### Task objective
Copy out all the lines where "воду" shows up.

### Provided information
___

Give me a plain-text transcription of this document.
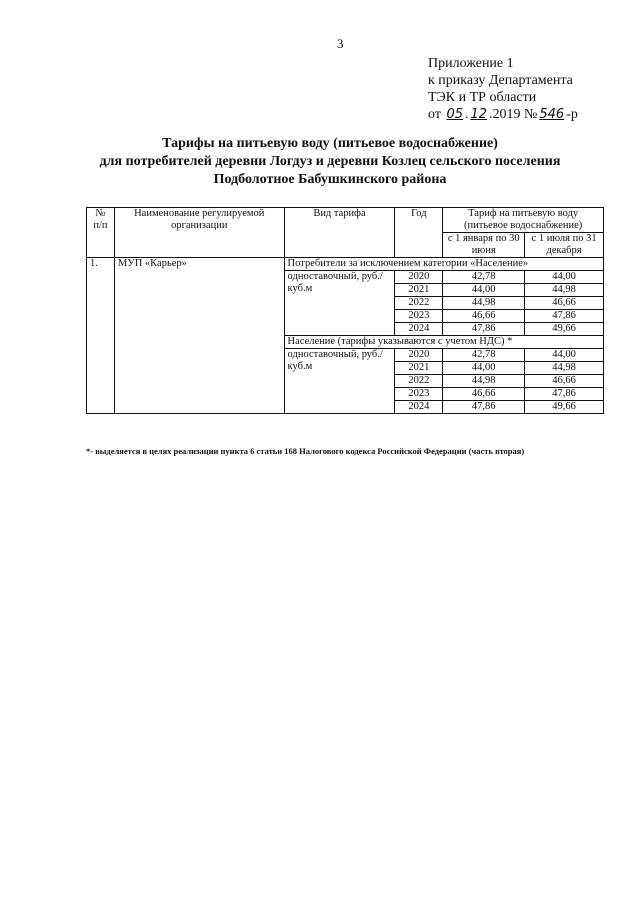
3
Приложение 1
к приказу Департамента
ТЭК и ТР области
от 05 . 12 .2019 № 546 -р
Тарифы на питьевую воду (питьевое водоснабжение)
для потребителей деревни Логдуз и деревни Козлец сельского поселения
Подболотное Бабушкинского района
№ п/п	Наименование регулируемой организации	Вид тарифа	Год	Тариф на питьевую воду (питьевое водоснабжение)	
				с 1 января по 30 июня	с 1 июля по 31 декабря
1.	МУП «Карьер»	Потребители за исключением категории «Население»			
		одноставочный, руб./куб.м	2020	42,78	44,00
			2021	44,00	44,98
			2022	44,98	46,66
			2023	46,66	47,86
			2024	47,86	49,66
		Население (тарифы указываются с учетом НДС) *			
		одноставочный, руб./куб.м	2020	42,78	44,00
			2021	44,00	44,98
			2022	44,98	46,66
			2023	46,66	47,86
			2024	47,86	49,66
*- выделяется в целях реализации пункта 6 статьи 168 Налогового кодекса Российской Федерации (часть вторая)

___

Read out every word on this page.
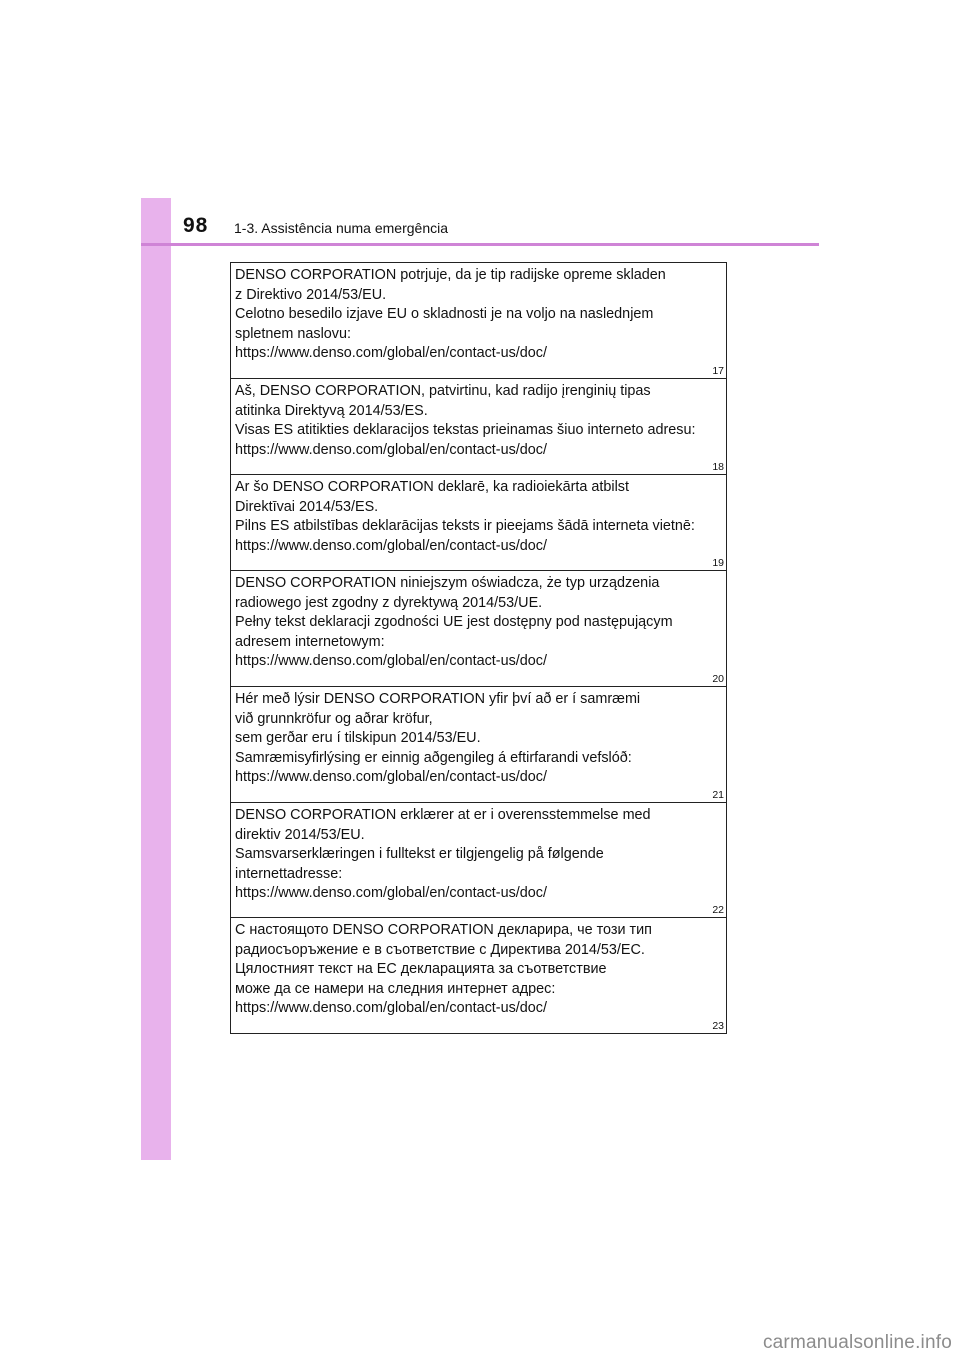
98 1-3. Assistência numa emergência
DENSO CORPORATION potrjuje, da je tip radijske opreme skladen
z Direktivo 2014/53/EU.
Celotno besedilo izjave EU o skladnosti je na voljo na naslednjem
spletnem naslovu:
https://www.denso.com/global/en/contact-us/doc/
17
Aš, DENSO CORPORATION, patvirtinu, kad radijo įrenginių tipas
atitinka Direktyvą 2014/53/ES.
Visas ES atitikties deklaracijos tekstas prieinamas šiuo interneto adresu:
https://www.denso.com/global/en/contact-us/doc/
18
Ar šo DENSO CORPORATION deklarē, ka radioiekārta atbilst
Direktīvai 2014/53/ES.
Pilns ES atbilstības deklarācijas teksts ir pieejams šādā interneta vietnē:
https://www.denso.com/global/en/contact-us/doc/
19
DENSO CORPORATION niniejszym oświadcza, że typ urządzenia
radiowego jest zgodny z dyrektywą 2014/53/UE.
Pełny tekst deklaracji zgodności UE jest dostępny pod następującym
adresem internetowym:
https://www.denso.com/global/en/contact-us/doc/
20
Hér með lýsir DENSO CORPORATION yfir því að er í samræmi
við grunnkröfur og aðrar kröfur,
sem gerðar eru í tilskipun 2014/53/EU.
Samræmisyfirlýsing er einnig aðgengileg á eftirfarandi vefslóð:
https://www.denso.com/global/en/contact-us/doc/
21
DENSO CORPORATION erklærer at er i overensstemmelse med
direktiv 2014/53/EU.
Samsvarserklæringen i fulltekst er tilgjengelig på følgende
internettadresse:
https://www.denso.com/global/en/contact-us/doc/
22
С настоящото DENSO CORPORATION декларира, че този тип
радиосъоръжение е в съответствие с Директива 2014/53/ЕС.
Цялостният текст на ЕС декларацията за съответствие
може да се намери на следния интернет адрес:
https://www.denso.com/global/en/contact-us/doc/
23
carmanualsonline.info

___

### The response
Тарифы на питьевую воду (питьевое водоснабжение)
№ п/п	Наименование регулируемой организации	Вид тарифа	Год	Тариф на питьевую воду (питьевое водоснабжение)	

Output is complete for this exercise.